## Written exercise
Restate the full set of records exactly, word for word.
┌─ Data supplied
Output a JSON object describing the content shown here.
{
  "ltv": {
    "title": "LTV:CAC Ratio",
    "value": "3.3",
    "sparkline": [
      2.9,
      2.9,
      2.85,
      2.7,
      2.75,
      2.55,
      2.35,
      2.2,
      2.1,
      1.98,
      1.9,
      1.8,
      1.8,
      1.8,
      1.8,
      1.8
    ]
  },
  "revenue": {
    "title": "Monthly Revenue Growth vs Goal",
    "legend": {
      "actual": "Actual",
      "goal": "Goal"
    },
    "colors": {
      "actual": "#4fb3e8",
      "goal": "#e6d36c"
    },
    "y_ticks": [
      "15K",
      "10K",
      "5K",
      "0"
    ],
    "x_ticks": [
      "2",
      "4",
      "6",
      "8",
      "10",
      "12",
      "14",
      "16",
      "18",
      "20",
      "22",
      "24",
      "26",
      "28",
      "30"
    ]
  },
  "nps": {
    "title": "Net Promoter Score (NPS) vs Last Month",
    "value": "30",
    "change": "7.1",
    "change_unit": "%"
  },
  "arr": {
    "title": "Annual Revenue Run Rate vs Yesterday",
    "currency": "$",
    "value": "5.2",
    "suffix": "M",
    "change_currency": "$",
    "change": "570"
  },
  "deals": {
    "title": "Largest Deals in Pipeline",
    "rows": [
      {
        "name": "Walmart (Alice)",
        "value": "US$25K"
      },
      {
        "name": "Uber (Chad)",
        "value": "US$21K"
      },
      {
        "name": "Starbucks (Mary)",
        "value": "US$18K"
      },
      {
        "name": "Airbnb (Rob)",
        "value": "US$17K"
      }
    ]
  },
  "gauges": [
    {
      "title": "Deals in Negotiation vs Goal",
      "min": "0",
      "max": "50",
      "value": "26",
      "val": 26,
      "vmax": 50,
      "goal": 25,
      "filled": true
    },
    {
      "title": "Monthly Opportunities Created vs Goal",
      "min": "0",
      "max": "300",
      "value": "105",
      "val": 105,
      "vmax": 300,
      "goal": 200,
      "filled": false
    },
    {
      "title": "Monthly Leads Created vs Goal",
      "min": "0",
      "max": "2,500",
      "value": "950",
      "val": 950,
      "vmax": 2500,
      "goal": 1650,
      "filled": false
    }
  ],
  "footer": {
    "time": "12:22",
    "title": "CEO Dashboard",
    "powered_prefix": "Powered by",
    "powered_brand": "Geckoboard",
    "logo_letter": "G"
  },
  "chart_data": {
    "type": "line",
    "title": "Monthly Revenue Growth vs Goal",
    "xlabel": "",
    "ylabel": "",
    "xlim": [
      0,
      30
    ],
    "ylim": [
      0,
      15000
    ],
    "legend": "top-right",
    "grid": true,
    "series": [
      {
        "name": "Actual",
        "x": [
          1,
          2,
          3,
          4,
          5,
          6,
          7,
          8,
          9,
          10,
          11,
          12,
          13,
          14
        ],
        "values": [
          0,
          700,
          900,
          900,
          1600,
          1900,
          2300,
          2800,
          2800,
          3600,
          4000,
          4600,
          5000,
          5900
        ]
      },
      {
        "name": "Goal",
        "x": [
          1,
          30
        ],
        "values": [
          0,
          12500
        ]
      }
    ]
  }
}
└─
## Solution to this problem
Output a JSON object describing the content shown here.
{
  "ltv": {
    "title": "LTV:CAC Ratio",
    "value": "3.3",
    "sparkline": [
      2.9,
      2.9,
      2.85,
      2.7,
      2.75,
      2.55,
      2.35,
      2.2,
      2.1,
      1.98,
      1.9,
      1.8,
      1.8,
      1.8,
      1.8,
      1.8
    ]
  },
  "revenue": {
    "title": "Monthly Revenue Growth vs Goal",
    "legend": {
      "actual": "Actual",
      "goal": "Goal"
    },
    "colors": {
      "actual": "#4fb3e8",
      "goal": "#e6d36c"
    },
    "y_ticks": [
      "15K",
      "10K",
      "5K",
      "0"
    ],
    "x_ticks": [
      "2",
      "4",
      "6",
      "8",
      "10",
      "12",
      "14",
      "16",
      "18",
      "20",
      "22",
      "24",
      "26",
      "28",
      "30"
    ]
  },
  "nps": {
    "title": "Net Promoter Score (NPS) vs Last Month",
    "value": "30",
    "change": "7.1",
    "change_unit": "%"
  },
  "arr": {
    "title": "Annual Revenue Run Rate vs Yesterday",
    "currency": "$",
    "value": "5.2",
    "suffix": "M",
    "change_currency": "$",
    "change": "570"
  },
  "deals": {
    "title": "Largest Deals in Pipeline",
    "rows": [
      {
        "name": "Walmart (Alice)",
        "value": "US$25K"
      },
      {
        "name": "Uber (Chad)",
        "value": "US$21K"
      },
      {
        "name": "Starbucks (Mary)",
        "value": "US$18K"
      },
      {
        "name": "Airbnb (Rob)",
        "value": "US$17K"
      }
    ]
  },
  "gauges": [
    {
      "title": "Deals in Negotiation vs Goal",
      "min": "0",
      "max": "50",
      "value": "26",
      "val": 26,
      "vmax": 50,
      "goal": 25,
      "filled": true
    },
    {
      "title": "Monthly Opportunities Created vs Goal",
      "min": "0",
      "max": "300",
      "value": "105",
      "val": 105,
      "vmax": 300,
      "goal": 200,
      "filled": false
    },
    {
      "title": "Monthly Leads Created vs Goal",
      "min": "0",
      "max": "2,500",
      "value": "950",
      "val": 950,
      "vmax": 2500,
      "goal": 1650,
      "filled": false
    }
  ],
  "footer": {
    "time": "12:22",
    "title": "CEO Dashboard",
    "powered_prefix": "Powered by",
    "powered_brand": "Geckoboard",
    "logo_letter": "G"
  },
  "chart_data": {
    "type": "line",
    "title": "Monthly Revenue Growth vs Goal",
    "xlabel": "",
    "ylabel": "",
    "xlim": [
      0,
      30
    ],
    "ylim": [
      0,
      15000
    ],
    "legend": "top-right",
    "grid": true,
    "series": [
      {
        "name": "Actual",
        "x": [
          1,
          2,
          3,
          4,
          5,
          6,
          7,
          8,
          9,
          10,
          11,
          12,
          13,
          14
        ],
        "values": [
          0,
          700,
          900,
          900,
          1600,
          1900,
          2300,
          2800,
          2800,
          3600,
          4000,
          4600,
          5000,
          5900
        ]
      },
      {
        "name": "Goal",
        "x": [
          1,
          30
        ],
        "values": [
          0,
          12500
        ]
      }
    ]
  }
}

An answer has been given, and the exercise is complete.